_EXERCISE_
Write every line of the material out exactly as shown.

_MATERIAL SUPPLIED_
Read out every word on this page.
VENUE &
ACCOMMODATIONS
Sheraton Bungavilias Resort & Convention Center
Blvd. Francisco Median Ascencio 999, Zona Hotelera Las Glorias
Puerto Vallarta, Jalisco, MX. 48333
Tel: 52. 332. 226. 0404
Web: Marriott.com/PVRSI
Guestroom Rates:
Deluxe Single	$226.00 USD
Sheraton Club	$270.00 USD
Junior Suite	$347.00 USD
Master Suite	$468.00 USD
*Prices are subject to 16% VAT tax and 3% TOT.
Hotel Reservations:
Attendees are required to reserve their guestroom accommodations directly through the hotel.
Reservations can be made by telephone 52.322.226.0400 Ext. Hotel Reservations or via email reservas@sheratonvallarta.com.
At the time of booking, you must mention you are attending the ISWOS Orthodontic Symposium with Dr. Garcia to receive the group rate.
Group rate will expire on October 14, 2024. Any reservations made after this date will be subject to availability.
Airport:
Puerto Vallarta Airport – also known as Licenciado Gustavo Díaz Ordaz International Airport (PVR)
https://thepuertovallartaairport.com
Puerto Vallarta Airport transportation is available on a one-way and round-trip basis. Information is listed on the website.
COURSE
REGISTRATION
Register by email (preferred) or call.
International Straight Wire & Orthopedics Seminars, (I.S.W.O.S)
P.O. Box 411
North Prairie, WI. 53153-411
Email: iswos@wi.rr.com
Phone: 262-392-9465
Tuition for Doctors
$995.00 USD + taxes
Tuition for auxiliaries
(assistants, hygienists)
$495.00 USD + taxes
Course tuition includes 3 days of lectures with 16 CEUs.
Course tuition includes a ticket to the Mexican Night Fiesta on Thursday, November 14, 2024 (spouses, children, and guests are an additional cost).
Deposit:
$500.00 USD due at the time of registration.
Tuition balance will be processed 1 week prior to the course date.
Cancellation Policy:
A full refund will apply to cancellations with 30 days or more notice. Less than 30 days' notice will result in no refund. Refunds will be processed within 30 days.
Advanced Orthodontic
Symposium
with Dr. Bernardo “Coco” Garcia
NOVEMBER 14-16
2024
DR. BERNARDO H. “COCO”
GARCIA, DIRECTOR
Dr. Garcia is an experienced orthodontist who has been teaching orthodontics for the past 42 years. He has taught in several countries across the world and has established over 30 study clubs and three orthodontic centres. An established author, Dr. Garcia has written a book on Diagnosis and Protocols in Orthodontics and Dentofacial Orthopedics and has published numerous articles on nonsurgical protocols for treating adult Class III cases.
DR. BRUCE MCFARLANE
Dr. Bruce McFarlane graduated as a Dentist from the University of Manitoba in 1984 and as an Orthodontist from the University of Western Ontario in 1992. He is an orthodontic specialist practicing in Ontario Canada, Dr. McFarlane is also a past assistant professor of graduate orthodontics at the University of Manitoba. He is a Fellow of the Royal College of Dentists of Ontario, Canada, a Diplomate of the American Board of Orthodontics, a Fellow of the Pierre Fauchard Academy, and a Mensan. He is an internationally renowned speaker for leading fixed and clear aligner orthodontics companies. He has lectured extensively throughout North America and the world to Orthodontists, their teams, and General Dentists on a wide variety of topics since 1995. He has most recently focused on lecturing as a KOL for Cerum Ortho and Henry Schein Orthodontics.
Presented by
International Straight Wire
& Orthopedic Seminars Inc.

_WORKED SOLUTION_
Read out every word on this page.
VENUE &
ACCOMMODATIONS
Sheraton Bungavilias Resort & Convention Center
Blvd. Francisco Median Ascencio 999, Zona Hotelera Las Glorias
Puerto Vallarta, Jalisco, MX. 48333
Tel: 52. 332. 226. 0404
Web: Marriott.com/PVRSI
Guestroom Rates:
Deluxe Single	$226.00 USD
Sheraton Club	$270.00 USD
Junior Suite	$347.00 USD
Master Suite	$468.00 USD
*Prices are subject to 16% VAT tax and 3% TOT.
Hotel Reservations:
Attendees are required to reserve their guestroom accommodations directly through the hotel.
Reservations can be made by telephone 52.322.226.0400 Ext. Hotel Reservations or via email reservas@sheratonvallarta.com.
At the time of booking, you must mention you are attending the ISWOS Orthodontic Symposium with Dr. Garcia to receive the group rate.
Group rate will expire on October 14, 2024. Any reservations made after this date will be subject to availability.
Airport:
Puerto Vallarta Airport – also known as Licenciado Gustavo Díaz Ordaz International Airport (PVR)
https://thepuertovallartaairport.com
Puerto Vallarta Airport transportation is available on a one-way and round-trip basis. Information is listed on the website.
COURSE
REGISTRATION
Register by email (preferred) or call.
International Straight Wire & Orthopedics Seminars, (I.S.W.O.S)
P.O. Box 411
North Prairie, WI. 53153-411
Email: iswos@wi.rr.com
Phone: 262-392-9465
Tuition for Doctors
$995.00 USD + taxes
Tuition for auxiliaries
(assistants, hygienists)
$495.00 USD + taxes
Course tuition includes 3 days of lectures with 16 CEUs.
Course tuition includes a ticket to the Mexican Night Fiesta on Thursday, November 14, 2024 (spouses, children, and guests are an additional cost).
Deposit:
$500.00 USD due at the time of registration.
Tuition balance will be processed 1 week prior to the course date.
Cancellation Policy:
A full refund will apply to cancellations with 30 days or more notice. Less than 30 days' notice will result in no refund. Refunds will be processed within 30 days.
Advanced Orthodontic
Symposium
with Dr. Bernardo “Coco” Garcia
NOVEMBER 14-16
2024
DR. BERNARDO H. “COCO”
GARCIA, DIRECTOR
Dr. Garcia is an experienced orthodontist who has been teaching orthodontics for the past 42 years. He has taught in several countries across the world and has established over 30 study clubs and three orthodontic centres. An established author, Dr. Garcia has written a book on Diagnosis and Protocols in Orthodontics and Dentofacial Orthopedics and has published numerous articles on nonsurgical protocols for treating adult Class III cases.
DR. BRUCE MCFARLANE
Dr. Bruce McFarlane graduated as a Dentist from the University of Manitoba in 1984 and as an Orthodontist from the University of Western Ontario in 1992. He is an orthodontic specialist practicing in Ontario Canada, Dr. McFarlane is also a past assistant professor of graduate orthodontics at the University of Manitoba. He is a Fellow of the Royal College of Dentists of Ontario, Canada, a Diplomate of the American Board of Orthodontics, a Fellow of the Pierre Fauchard Academy, and a Mensan. He is an internationally renowned speaker for leading fixed and clear aligner orthodontics companies. He has lectured extensively throughout North America and the world to Orthodontists, their teams, and General Dentists on a wide variety of topics since 1995. He has most recently focused on lecturing as a KOL for Cerum Ortho and Henry Schein Orthodontics.
Presented by
International Straight Wire
& Orthopedic Seminars Inc.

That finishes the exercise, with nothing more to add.